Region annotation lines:
══════════

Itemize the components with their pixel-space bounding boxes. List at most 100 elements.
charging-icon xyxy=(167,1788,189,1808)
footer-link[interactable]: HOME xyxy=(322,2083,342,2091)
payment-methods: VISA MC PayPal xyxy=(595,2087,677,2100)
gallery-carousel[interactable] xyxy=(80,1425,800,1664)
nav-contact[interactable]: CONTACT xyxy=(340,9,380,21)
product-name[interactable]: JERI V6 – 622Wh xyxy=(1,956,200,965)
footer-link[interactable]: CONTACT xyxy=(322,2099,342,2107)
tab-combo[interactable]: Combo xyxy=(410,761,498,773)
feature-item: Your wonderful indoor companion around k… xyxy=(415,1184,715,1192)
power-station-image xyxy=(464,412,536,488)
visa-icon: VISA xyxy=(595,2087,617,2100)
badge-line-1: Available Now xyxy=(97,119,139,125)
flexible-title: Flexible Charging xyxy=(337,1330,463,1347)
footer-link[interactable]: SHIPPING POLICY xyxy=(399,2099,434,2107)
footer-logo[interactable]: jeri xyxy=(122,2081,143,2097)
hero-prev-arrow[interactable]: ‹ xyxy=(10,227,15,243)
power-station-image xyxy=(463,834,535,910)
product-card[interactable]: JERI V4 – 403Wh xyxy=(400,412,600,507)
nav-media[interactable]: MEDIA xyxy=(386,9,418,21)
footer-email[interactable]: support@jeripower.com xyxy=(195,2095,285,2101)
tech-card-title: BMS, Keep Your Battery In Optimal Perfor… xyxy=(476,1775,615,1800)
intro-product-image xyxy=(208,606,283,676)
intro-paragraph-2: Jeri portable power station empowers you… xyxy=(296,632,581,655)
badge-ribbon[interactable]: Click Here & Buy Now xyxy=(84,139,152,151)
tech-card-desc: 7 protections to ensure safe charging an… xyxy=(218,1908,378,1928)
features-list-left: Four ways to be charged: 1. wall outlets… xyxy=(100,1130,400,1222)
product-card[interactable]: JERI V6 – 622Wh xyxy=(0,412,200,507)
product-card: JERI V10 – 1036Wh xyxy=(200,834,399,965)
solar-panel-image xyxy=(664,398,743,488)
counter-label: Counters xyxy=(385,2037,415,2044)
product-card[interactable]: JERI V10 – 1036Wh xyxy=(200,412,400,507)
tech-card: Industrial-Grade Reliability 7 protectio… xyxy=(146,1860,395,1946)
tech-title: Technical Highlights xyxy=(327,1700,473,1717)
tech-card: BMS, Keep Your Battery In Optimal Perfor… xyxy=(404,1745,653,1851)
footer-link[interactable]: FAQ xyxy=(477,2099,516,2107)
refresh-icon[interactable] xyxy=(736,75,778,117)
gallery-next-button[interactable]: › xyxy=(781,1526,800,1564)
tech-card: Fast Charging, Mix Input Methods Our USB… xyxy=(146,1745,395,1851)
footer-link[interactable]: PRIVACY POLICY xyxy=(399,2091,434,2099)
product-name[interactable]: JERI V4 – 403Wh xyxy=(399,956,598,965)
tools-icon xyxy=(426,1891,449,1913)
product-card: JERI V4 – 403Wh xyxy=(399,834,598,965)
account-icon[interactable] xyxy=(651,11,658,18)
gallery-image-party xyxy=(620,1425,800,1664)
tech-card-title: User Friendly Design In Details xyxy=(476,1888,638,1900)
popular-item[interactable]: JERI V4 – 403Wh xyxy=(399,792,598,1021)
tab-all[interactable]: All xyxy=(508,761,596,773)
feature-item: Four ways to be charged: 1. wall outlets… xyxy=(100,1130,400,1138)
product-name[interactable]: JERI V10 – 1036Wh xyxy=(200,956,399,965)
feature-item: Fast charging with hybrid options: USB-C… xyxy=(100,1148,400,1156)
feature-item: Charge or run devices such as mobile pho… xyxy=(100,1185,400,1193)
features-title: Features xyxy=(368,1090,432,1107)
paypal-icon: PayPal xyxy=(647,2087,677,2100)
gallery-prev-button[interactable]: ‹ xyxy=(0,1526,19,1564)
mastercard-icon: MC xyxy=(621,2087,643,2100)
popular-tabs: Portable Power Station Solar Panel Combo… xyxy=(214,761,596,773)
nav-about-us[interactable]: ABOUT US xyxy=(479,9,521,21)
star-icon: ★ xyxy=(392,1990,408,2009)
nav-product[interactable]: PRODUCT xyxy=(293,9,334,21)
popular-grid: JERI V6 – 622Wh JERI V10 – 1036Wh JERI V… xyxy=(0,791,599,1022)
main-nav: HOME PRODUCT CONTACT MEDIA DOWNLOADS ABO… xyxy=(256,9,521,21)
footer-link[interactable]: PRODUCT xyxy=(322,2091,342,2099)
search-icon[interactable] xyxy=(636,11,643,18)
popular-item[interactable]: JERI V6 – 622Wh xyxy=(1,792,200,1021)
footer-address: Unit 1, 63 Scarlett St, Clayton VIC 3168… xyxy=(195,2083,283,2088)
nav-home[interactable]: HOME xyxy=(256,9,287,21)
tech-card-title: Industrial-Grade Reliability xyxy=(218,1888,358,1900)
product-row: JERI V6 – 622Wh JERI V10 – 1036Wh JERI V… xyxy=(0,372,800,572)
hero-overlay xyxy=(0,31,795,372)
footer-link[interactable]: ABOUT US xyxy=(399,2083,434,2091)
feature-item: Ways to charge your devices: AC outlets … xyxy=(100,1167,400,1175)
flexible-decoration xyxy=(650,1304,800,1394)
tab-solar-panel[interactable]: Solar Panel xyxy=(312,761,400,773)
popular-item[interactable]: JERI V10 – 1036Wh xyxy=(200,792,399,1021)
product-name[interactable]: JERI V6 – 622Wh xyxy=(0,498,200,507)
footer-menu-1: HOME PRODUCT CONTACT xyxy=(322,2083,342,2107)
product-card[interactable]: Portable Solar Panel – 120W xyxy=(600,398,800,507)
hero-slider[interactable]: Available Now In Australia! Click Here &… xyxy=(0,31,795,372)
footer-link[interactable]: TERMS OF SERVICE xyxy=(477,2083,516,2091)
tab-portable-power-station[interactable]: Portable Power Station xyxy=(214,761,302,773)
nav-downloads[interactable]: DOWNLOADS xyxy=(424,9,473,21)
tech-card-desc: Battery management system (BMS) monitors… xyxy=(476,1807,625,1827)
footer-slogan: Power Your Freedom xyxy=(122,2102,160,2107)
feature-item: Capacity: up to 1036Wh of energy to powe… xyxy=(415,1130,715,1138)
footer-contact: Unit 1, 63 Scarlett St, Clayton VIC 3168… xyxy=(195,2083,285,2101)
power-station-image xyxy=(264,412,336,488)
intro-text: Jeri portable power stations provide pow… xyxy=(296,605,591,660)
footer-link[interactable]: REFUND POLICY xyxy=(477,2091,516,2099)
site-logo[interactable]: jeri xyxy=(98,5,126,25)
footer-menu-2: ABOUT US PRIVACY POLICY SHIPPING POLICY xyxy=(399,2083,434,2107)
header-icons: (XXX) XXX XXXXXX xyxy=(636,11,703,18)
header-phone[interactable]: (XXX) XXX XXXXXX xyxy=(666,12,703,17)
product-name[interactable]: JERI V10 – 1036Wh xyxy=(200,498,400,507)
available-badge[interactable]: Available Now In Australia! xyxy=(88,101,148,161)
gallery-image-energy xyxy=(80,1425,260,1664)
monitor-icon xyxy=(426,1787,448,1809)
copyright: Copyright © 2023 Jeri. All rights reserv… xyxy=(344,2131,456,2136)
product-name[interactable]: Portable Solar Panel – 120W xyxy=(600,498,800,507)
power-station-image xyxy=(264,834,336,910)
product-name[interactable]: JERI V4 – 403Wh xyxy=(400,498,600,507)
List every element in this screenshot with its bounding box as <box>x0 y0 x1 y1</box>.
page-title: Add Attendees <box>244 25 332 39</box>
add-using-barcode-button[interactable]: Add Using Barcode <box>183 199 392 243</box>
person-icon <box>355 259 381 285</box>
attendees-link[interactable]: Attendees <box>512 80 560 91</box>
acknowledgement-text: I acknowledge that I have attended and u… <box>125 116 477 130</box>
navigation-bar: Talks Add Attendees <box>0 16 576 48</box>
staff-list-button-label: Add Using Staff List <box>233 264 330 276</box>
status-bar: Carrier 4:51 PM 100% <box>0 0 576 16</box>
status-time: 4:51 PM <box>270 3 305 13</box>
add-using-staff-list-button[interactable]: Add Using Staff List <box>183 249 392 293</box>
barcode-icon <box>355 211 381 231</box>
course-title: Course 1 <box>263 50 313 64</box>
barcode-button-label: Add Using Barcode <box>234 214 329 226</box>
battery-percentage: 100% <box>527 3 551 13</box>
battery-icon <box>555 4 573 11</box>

══════════

*What the exercise asks*
Turn the stretch of lines from the very first one through the line containing "payment-methods: VISA MC", both ends included, into a JSON list of strings. Use one string per line, skip blank lines, and leave out every line after that point.

*Correct output*
[
  "Itemize the components with their pixel-space bounding boxes. List at most 100 elements.",
  "charging-icon xyxy=(167,1788,189,1808)",
  "footer-link[interactable]: HOME xyxy=(322,2083,342,2091)",
  "payment-methods: VISA MC PayPal xyxy=(595,2087,677,2100)"
]